Extract each line holding the word "worden" from the entries.

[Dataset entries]

/---

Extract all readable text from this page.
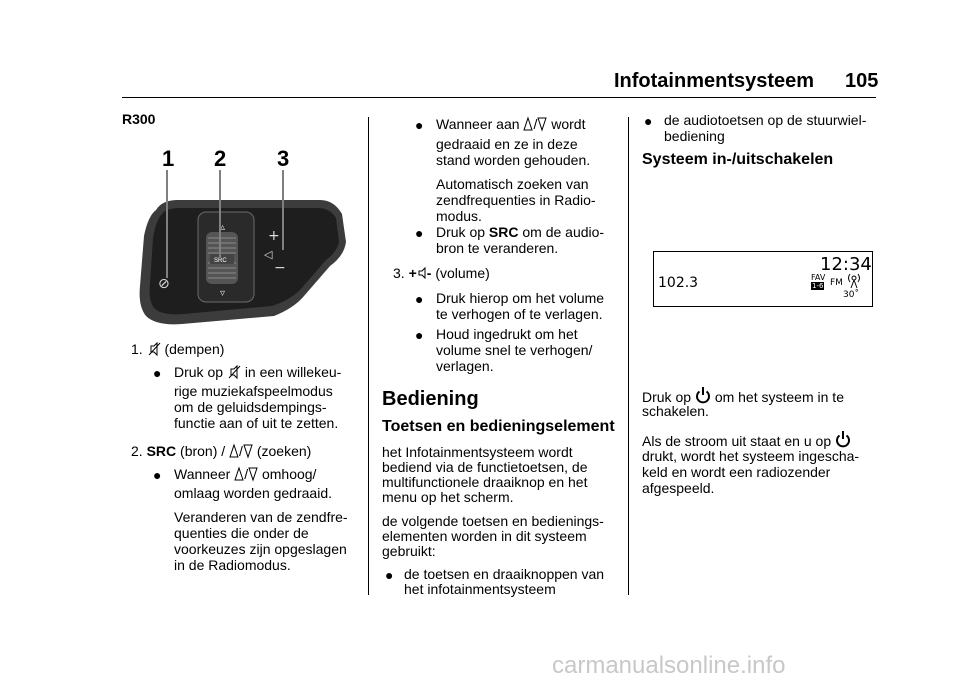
Infotainmentsysteem 105
R300
1 2 3
SRC
▵
▿
⊘
+
−
◁
1. (dempen)
● Druk op in een willekeu-
rige muziekafspeelmodus
om de geluidsdempings-
functie aan of uit te zetten.
2. SRC (bron) / / (zoeken)
● Wanneer / omhoog/
omlaag worden gedraaid.
Veranderen van de zendfre-
quenties die onder de
voorkeuzes zijn opgeslagen
in de Radiomodus.
● Wanneer aan / wordt
gedraaid en ze in deze
stand worden gehouden.
Automatisch zoeken van
zendfrequenties in Radio-
modus.
● Druk op SRC om de audio-
bron te veranderen.
3. + - (volume)
● Druk hierop om het volume
te verhogen of te verlagen.
● Houd ingedrukt om het
volume snel te verhogen/
verlagen.
Bediening
Toetsen en bedieningselement
het Infotainmentsysteem wordt
bediend via de functietoetsen, de
multifunctionele draaiknop en het
menu op het scherm.
de volgende toetsen en bedienings-
elementen worden in dit systeem
gebruikt:
● de toetsen en draaiknoppen van
het infotainmentsysteem
● de audiotoetsen op de stuurwiel-
bediening
Systeem in-/uitschakelen
12:34
102.3	FAV
1-6 FM
30˚
Druk op om het systeem in te
schakelen.
Als de stroom uit staat en u op
drukt, wordt het systeem ingescha-
keld en wordt een radiozender
afgespeeld.
carmanualsonline.info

\---

Solution for this exercise =>
omlaag worden gedraaid.
stand worden gehouden.
elementen worden in dit systeem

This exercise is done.